§ Part of a data file
begin
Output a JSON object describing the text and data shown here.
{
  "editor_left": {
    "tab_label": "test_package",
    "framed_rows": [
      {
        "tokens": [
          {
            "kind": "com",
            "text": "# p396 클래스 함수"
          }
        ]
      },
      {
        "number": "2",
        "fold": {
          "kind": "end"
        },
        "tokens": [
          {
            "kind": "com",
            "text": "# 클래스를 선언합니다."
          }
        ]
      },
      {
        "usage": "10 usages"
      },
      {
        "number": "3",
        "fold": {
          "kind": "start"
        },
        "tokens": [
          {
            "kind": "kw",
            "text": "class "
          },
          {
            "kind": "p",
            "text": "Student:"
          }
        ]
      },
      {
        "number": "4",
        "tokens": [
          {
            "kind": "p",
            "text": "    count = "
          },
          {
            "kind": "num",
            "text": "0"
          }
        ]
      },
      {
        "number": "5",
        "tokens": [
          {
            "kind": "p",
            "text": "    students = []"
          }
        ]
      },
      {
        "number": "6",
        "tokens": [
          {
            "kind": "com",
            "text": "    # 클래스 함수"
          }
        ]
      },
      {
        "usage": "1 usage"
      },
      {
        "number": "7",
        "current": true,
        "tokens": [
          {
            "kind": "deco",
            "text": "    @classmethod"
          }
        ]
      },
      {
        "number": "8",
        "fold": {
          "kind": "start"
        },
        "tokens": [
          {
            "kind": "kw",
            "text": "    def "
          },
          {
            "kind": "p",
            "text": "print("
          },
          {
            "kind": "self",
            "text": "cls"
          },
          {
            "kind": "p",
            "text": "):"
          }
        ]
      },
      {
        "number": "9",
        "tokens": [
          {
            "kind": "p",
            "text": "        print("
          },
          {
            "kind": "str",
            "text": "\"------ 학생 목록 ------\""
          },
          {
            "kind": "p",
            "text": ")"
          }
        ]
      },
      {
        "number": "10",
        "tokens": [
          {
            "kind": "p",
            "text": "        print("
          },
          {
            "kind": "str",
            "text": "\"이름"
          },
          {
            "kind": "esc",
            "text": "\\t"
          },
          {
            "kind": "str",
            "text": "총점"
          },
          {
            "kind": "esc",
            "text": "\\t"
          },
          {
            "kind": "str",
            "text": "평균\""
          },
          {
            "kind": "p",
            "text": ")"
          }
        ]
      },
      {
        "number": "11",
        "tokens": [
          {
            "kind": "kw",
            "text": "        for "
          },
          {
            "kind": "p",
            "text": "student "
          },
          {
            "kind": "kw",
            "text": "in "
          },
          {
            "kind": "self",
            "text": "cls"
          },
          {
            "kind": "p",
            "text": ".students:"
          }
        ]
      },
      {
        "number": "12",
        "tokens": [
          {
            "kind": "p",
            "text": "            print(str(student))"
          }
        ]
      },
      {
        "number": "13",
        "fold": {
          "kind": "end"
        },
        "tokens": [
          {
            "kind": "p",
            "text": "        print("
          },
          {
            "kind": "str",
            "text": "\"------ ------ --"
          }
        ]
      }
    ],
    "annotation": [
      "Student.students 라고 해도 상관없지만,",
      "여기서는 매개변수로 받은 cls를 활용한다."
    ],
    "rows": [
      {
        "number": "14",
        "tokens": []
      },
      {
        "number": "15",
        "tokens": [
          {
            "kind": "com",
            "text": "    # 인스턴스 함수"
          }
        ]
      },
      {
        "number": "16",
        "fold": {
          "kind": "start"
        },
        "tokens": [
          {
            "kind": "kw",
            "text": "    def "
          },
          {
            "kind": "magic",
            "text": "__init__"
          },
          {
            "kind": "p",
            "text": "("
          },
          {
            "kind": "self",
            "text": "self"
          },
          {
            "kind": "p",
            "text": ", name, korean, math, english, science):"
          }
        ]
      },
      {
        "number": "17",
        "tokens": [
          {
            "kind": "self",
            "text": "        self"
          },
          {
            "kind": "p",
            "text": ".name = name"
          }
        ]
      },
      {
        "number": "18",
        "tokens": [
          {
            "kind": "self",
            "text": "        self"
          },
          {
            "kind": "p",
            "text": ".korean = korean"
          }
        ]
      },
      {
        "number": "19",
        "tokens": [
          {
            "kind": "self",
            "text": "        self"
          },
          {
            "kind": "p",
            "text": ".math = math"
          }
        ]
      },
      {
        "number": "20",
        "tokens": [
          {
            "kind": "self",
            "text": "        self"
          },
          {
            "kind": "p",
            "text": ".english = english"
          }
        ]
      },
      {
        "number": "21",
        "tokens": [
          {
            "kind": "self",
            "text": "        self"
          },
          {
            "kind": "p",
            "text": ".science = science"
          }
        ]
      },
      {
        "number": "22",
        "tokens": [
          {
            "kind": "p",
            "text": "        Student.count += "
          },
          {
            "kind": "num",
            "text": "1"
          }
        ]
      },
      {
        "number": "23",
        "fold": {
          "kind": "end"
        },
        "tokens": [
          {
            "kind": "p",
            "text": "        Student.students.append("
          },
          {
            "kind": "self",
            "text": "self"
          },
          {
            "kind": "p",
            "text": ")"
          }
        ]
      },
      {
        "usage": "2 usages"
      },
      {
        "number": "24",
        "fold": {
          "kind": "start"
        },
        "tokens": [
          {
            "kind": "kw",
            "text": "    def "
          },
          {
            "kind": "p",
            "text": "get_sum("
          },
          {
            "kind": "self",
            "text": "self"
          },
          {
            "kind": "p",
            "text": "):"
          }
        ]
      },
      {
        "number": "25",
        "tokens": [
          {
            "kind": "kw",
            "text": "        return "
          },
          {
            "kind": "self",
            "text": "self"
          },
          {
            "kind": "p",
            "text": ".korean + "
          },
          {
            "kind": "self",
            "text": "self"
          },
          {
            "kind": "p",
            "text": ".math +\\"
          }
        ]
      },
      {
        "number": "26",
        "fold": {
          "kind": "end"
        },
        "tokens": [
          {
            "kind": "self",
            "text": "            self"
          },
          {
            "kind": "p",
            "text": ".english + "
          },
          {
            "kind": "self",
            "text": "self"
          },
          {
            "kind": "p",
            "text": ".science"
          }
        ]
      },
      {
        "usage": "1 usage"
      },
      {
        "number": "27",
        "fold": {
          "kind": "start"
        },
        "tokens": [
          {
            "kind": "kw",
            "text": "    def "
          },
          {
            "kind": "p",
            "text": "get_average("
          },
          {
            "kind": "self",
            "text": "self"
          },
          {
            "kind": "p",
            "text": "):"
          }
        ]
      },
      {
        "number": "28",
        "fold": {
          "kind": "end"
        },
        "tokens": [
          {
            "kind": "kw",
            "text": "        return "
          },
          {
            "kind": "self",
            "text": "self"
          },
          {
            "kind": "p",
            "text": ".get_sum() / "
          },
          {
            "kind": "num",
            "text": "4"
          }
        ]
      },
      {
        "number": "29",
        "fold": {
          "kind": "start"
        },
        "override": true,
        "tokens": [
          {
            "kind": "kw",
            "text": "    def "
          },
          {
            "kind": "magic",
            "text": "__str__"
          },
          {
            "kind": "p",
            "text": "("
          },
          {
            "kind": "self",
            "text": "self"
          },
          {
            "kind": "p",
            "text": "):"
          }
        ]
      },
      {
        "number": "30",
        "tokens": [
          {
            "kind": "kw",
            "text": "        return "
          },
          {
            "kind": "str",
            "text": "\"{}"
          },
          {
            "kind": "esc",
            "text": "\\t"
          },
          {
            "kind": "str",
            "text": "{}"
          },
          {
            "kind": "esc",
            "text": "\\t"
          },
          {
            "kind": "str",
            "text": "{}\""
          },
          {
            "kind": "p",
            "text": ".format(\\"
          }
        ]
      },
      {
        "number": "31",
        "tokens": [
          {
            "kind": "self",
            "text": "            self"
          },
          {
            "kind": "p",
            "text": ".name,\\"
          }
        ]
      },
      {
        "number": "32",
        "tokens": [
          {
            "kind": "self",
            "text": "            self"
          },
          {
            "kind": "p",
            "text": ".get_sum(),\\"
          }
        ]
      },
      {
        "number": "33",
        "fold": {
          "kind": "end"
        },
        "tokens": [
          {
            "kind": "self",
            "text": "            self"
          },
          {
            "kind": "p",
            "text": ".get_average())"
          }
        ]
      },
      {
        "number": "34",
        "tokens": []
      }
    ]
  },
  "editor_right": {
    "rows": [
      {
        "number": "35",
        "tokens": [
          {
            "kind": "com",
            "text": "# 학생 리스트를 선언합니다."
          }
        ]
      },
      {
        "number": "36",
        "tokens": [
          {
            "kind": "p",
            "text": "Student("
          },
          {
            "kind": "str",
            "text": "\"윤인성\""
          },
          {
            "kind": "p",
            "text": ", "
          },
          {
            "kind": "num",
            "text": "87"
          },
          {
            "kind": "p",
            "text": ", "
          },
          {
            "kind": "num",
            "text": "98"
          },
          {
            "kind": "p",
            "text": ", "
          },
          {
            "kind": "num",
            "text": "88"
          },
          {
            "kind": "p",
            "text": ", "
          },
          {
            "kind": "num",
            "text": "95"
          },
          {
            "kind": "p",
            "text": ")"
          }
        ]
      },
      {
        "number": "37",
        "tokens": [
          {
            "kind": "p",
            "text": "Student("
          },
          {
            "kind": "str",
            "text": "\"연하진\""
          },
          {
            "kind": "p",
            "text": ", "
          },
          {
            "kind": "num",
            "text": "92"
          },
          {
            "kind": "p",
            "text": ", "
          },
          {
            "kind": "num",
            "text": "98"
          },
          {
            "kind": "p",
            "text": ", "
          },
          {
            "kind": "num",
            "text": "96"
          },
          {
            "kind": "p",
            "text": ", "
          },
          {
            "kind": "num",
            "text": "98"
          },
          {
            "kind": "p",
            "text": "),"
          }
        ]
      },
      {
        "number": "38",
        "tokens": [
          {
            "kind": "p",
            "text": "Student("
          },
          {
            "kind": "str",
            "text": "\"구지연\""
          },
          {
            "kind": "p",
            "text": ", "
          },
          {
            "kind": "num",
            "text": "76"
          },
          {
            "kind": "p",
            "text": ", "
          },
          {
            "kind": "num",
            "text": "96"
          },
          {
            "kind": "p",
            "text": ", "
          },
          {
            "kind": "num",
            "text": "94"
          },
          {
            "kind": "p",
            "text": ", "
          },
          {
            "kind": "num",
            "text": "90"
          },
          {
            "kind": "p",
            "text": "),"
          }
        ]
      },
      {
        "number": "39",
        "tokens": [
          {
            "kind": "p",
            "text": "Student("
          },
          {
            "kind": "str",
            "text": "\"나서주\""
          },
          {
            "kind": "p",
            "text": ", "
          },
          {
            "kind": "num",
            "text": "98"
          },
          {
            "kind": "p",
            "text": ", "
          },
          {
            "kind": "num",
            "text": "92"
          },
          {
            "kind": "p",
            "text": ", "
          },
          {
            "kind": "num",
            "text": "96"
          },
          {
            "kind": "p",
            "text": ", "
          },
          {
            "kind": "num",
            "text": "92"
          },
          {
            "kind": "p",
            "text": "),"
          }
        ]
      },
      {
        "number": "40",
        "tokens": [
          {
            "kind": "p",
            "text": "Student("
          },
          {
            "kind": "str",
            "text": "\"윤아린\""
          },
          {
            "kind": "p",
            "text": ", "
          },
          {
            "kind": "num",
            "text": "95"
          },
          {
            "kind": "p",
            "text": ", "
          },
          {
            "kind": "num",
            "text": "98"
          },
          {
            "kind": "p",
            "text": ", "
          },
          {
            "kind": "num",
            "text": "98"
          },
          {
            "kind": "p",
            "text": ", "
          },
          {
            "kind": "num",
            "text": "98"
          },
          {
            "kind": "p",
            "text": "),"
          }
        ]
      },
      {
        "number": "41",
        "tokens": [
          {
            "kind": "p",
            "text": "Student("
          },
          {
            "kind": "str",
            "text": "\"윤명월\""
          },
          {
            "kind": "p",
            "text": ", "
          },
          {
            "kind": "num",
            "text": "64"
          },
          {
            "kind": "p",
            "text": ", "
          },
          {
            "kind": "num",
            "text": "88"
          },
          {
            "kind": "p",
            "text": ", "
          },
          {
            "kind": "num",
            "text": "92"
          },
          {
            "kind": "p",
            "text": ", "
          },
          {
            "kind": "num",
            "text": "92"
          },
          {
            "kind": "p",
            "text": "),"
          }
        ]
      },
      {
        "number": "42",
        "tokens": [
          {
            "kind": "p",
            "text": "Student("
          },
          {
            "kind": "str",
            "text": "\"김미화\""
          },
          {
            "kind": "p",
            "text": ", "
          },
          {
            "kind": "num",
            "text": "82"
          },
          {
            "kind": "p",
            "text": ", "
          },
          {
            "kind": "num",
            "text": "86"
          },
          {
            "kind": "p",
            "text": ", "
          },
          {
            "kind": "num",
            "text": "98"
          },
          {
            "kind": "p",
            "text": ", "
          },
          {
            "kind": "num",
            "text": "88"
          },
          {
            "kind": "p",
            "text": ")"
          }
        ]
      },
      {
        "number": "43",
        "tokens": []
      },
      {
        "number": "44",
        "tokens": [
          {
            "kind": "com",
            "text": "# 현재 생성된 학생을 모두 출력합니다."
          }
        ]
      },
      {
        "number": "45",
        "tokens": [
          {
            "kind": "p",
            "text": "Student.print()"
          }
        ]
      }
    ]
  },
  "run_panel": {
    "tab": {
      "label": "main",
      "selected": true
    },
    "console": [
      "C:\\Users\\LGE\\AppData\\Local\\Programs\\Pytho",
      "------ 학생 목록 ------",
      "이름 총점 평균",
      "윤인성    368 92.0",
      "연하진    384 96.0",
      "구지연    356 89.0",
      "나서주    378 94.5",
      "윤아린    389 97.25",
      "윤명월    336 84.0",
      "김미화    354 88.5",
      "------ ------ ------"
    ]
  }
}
end
§ What you are asked to do
Copy out each line of the data where the string "english" appears.

§ Answer to the exercise
            "text": ", name, korean, math, english, science):"
            "text": ".english = english"
            "text": ".english + "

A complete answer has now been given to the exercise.